INSTRUCTIONS TO FOLLOW
Find every line in the records that holds the string "Average". Copy each one.

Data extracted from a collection
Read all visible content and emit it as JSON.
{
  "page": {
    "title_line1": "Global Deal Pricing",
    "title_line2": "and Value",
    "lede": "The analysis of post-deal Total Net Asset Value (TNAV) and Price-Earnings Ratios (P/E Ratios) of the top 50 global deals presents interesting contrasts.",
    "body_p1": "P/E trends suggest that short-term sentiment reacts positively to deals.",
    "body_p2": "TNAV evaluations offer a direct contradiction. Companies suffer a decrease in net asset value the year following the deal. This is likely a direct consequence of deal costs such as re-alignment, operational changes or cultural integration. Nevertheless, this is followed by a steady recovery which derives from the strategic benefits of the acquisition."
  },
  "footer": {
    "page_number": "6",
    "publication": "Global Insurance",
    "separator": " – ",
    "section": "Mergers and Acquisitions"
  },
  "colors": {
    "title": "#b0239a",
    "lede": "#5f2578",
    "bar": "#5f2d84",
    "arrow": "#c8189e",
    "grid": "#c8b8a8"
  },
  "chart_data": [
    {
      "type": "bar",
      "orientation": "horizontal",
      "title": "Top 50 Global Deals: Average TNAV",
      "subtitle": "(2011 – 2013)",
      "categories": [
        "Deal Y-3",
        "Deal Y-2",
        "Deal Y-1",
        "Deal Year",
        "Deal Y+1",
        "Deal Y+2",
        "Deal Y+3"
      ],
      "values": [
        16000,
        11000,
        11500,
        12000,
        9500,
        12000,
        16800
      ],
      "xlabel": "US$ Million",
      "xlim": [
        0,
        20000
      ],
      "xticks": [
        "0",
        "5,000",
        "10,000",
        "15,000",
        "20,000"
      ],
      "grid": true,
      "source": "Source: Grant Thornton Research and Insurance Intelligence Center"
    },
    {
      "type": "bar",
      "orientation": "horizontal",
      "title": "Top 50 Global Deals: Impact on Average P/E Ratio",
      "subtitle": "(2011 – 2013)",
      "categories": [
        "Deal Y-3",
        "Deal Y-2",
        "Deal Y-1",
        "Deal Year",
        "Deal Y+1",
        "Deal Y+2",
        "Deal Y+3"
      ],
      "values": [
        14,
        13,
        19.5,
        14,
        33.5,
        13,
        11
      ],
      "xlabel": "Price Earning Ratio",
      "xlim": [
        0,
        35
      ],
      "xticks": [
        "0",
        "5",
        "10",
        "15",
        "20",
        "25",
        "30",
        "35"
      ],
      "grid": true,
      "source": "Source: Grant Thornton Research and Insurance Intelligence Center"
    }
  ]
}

SOLVED EXERCISE
      "title": "Top 50 Global Deals: Average TNAV",
      "title": "Top 50 Global Deals: Impact on Average P/E Ratio",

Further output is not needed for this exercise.